What the task requires: Answer with nothing but the number of lines that include the word "Many".

** start of Data section **

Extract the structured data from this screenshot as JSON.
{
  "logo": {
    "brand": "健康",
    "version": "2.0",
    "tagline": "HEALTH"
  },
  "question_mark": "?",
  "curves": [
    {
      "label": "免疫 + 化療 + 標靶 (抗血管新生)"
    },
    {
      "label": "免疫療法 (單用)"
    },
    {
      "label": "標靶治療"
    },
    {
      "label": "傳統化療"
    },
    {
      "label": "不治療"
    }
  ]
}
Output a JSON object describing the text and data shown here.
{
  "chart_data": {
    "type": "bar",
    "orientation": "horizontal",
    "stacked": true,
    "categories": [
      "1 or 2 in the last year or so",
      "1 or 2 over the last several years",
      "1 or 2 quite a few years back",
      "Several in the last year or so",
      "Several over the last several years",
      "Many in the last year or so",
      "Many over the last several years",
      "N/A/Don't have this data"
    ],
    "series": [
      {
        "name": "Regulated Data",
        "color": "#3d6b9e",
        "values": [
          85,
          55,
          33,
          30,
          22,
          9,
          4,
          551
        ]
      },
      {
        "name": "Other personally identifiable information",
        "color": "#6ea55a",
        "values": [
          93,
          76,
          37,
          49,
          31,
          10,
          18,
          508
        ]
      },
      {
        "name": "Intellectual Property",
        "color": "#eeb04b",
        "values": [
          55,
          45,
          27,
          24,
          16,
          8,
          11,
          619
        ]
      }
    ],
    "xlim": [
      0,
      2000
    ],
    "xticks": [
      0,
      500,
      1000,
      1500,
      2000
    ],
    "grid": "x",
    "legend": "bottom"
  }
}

** end of Data section **
** start of Data section **

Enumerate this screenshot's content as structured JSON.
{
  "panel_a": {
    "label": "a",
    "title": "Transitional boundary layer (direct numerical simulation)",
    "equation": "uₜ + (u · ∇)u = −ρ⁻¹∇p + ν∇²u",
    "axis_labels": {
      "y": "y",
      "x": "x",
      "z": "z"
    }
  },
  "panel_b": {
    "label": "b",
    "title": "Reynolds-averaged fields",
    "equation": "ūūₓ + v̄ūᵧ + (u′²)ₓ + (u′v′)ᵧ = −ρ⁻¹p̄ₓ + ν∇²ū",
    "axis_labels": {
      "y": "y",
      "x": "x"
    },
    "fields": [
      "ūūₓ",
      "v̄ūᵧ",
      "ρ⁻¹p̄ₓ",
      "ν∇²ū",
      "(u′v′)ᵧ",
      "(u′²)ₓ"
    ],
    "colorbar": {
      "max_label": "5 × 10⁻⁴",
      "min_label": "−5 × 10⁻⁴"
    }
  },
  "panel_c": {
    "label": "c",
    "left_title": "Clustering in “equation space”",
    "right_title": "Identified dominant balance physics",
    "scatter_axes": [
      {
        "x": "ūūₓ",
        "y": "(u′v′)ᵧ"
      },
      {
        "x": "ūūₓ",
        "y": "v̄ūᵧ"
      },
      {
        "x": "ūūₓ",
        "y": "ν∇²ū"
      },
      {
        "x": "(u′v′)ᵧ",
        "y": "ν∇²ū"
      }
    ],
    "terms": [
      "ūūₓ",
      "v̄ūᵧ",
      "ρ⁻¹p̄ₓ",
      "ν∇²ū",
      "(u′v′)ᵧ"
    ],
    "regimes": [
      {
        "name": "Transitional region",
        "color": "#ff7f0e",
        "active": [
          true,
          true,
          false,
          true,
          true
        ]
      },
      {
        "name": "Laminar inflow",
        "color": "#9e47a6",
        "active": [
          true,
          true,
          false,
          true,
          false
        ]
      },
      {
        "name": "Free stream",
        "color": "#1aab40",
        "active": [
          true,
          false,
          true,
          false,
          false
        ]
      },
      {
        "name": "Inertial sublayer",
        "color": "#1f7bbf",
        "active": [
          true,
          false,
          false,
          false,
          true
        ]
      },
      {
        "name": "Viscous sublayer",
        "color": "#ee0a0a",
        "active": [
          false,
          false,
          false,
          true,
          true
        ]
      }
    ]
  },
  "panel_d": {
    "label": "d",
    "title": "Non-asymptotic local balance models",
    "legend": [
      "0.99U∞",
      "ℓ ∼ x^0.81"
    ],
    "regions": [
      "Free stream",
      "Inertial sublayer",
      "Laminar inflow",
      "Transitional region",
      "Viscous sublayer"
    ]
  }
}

** end of Data section **

Solution for this problem: 2